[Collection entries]
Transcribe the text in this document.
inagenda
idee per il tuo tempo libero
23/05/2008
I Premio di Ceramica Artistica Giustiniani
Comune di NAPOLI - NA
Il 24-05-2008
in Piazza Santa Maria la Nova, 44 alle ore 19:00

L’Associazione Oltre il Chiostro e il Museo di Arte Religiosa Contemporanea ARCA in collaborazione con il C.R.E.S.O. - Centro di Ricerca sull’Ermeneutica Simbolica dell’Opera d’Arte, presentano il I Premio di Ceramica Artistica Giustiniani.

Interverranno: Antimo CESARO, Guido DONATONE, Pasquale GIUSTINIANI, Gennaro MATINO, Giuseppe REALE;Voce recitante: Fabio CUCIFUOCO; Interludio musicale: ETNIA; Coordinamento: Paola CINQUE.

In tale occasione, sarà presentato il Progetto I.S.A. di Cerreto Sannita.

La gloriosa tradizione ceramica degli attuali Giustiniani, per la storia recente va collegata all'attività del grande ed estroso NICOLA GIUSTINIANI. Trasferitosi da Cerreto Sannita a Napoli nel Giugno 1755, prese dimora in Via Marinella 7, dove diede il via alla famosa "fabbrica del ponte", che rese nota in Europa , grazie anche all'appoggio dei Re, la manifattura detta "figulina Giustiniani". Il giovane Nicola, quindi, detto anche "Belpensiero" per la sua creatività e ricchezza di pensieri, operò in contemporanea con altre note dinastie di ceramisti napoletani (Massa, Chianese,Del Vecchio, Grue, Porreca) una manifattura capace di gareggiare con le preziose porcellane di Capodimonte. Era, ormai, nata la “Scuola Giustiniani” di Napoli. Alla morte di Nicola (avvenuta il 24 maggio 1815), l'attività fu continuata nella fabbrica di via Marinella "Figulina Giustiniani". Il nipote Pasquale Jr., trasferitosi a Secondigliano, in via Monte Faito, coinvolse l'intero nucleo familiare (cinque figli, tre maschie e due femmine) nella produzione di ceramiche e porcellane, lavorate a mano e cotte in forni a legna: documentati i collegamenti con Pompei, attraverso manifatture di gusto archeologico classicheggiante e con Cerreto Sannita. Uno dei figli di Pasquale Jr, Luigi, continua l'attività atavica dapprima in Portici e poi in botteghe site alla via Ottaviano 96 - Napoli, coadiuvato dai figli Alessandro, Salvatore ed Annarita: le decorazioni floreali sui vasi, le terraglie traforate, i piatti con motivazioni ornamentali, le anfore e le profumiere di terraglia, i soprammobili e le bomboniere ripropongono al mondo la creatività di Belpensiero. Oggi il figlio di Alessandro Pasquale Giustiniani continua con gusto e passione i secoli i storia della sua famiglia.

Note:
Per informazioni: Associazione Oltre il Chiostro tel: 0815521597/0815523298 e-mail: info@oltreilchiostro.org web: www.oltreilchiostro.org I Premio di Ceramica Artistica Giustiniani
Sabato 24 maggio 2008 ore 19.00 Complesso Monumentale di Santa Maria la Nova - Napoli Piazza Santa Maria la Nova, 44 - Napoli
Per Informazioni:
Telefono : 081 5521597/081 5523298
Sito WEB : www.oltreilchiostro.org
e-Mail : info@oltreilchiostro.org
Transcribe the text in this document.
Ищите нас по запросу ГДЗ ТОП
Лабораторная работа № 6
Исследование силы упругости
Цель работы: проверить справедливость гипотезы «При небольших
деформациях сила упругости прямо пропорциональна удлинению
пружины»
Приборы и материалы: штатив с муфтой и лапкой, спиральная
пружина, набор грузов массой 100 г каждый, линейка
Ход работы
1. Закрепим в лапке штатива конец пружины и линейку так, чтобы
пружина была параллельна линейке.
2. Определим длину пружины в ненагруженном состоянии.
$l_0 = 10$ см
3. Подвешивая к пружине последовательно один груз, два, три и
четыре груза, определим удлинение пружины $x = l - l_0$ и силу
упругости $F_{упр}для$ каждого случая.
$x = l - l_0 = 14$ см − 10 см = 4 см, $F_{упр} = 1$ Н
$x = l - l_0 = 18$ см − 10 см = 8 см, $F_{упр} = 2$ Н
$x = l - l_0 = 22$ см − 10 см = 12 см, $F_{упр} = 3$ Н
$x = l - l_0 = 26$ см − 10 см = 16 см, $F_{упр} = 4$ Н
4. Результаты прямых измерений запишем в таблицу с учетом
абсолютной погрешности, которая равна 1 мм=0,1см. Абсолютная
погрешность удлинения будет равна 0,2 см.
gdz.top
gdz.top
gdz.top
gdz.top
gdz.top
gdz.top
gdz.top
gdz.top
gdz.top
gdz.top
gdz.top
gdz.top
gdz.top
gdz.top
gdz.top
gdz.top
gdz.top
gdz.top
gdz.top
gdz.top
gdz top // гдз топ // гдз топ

TASK — Spot every line that holds "работы" and copy it.

REPLY TO THE TASK —
Цель работы: проверить справедливость гипотезы «При небольших
Ход работы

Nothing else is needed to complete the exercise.